**Records provided:**
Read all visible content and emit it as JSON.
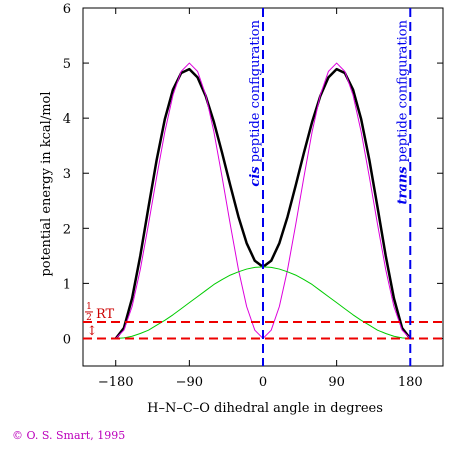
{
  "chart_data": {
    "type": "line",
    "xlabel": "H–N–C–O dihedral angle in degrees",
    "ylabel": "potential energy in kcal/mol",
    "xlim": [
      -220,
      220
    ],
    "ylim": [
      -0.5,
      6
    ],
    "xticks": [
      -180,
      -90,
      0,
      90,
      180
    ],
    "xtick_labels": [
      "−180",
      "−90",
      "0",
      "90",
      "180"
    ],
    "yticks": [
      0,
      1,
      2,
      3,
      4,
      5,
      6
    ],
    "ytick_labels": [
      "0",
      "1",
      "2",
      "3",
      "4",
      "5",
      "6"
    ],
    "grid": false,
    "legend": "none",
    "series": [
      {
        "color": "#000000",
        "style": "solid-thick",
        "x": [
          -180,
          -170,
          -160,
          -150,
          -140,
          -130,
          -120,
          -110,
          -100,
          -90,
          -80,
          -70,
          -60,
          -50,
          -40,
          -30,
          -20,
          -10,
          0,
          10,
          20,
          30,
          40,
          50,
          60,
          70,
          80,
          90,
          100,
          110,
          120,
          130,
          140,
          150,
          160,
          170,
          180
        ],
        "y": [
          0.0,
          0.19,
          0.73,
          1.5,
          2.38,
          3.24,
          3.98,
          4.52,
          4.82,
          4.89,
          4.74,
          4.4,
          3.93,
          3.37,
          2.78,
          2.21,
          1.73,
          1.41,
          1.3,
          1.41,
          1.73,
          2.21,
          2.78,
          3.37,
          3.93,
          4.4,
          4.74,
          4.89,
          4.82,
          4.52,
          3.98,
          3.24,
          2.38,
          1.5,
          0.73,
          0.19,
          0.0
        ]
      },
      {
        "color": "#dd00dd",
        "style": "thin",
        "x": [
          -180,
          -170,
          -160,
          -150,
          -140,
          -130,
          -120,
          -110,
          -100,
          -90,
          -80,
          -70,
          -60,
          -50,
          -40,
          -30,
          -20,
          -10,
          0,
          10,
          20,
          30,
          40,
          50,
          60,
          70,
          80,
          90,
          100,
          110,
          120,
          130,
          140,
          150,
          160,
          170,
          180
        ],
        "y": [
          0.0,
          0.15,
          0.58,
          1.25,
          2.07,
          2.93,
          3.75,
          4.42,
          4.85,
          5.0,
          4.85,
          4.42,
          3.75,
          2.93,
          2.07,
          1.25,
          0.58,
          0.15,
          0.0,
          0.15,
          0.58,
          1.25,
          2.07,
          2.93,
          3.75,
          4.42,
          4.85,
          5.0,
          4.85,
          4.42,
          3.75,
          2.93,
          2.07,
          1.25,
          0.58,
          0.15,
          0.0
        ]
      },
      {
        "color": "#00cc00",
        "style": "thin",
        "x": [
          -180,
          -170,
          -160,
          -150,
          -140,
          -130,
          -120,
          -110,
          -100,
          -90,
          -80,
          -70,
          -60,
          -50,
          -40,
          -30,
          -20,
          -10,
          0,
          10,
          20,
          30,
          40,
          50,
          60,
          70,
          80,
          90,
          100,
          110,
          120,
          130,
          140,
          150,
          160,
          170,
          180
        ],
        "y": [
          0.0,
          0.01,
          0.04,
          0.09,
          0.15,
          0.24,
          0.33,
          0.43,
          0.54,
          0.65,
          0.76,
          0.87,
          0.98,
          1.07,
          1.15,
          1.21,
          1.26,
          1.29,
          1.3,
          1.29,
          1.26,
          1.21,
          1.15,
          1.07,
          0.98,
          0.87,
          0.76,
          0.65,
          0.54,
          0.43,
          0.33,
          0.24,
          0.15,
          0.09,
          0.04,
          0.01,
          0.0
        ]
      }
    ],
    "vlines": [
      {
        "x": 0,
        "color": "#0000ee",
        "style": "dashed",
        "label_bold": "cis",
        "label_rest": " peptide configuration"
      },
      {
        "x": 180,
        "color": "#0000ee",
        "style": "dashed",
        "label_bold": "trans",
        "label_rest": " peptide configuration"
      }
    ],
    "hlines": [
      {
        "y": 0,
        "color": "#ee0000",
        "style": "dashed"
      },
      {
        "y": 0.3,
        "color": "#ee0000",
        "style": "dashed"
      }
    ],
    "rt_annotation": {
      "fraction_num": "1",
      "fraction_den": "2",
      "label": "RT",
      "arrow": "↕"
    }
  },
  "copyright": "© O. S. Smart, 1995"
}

**Exercise objective:** Please print all the data above word for word. Pictures should not appear in the copy.

**Worked solution:**
Read all visible content and emit it as JSON.
{
  "chart_data": {
    "type": "line",
    "xlabel": "H–N–C–O dihedral angle in degrees",
    "ylabel": "potential energy in kcal/mol",
    "xlim": [
      -220,
      220
    ],
    "ylim": [
      -0.5,
      6
    ],
    "xticks": [
      -180,
      -90,
      0,
      90,
      180
    ],
    "xtick_labels": [
      "−180",
      "−90",
      "0",
      "90",
      "180"
    ],
    "yticks": [
      0,
      1,
      2,
      3,
      4,
      5,
      6
    ],
    "ytick_labels": [
      "0",
      "1",
      "2",
      "3",
      "4",
      "5",
      "6"
    ],
    "grid": false,
    "legend": "none",
    "series": [
      {
        "color": "#000000",
        "style": "solid-thick",
        "x": [
          -180,
          -170,
          -160,
          -150,
          -140,
          -130,
          -120,
          -110,
          -100,
          -90,
          -80,
          -70,
          -60,
          -50,
          -40,
          -30,
          -20,
          -10,
          0,
          10,
          20,
          30,
          40,
          50,
          60,
          70,
          80,
          90,
          100,
          110,
          120,
          130,
          140,
          150,
          160,
          170,
          180
        ],
        "y": [
          0.0,
          0.19,
          0.73,
          1.5,
          2.38,
          3.24,
          3.98,
          4.52,
          4.82,
          4.89,
          4.74,
          4.4,
          3.93,
          3.37,
          2.78,
          2.21,
          1.73,
          1.41,
          1.3,
          1.41,
          1.73,
          2.21,
          2.78,
          3.37,
          3.93,
          4.4,
          4.74,
          4.89,
          4.82,
          4.52,
          3.98,
          3.24,
          2.38,
          1.5,
          0.73,
          0.19,
          0.0
        ]
      },
      {
        "color": "#dd00dd",
        "style": "thin",
        "x": [
          -180,
          -170,
          -160,
          -150,
          -140,
          -130,
          -120,
          -110,
          -100,
          -90,
          -80,
          -70,
          -60,
          -50,
          -40,
          -30,
          -20,
          -10,
          0,
          10,
          20,
          30,
          40,
          50,
          60,
          70,
          80,
          90,
          100,
          110,
          120,
          130,
          140,
          150,
          160,
          170,
          180
        ],
        "y": [
          0.0,
          0.15,
          0.58,
          1.25,
          2.07,
          2.93,
          3.75,
          4.42,
          4.85,
          5.0,
          4.85,
          4.42,
          3.75,
          2.93,
          2.07,
          1.25,
          0.58,
          0.15,
          0.0,
          0.15,
          0.58,
          1.25,
          2.07,
          2.93,
          3.75,
          4.42,
          4.85,
          5.0,
          4.85,
          4.42,
          3.75,
          2.93,
          2.07,
          1.25,
          0.58,
          0.15,
          0.0
        ]
      },
      {
        "color": "#00cc00",
        "style": "thin",
        "x": [
          -180,
          -170,
          -160,
          -150,
          -140,
          -130,
          -120,
          -110,
          -100,
          -90,
          -80,
          -70,
          -60,
          -50,
          -40,
          -30,
          -20,
          -10,
          0,
          10,
          20,
          30,
          40,
          50,
          60,
          70,
          80,
          90,
          100,
          110,
          120,
          130,
          140,
          150,
          160,
          170,
          180
        ],
        "y": [
          0.0,
          0.01,
          0.04,
          0.09,
          0.15,
          0.24,
          0.33,
          0.43,
          0.54,
          0.65,
          0.76,
          0.87,
          0.98,
          1.07,
          1.15,
          1.21,
          1.26,
          1.29,
          1.3,
          1.29,
          1.26,
          1.21,
          1.15,
          1.07,
          0.98,
          0.87,
          0.76,
          0.65,
          0.54,
          0.43,
          0.33,
          0.24,
          0.15,
          0.09,
          0.04,
          0.01,
          0.0
        ]
      }
    ],
    "vlines": [
      {
        "x": 0,
        "color": "#0000ee",
        "style": "dashed",
        "label_bold": "cis",
        "label_rest": " peptide configuration"
      },
      {
        "x": 180,
        "color": "#0000ee",
        "style": "dashed",
        "label_bold": "trans",
        "label_rest": " peptide configuration"
      }
    ],
    "hlines": [
      {
        "y": 0,
        "color": "#ee0000",
        "style": "dashed"
      },
      {
        "y": 0.3,
        "color": "#ee0000",
        "style": "dashed"
      }
    ],
    "rt_annotation": {
      "fraction_num": "1",
      "fraction_den": "2",
      "label": "RT",
      "arrow": "↕"
    }
  },
  "copyright": "© O. S. Smart, 1995"
}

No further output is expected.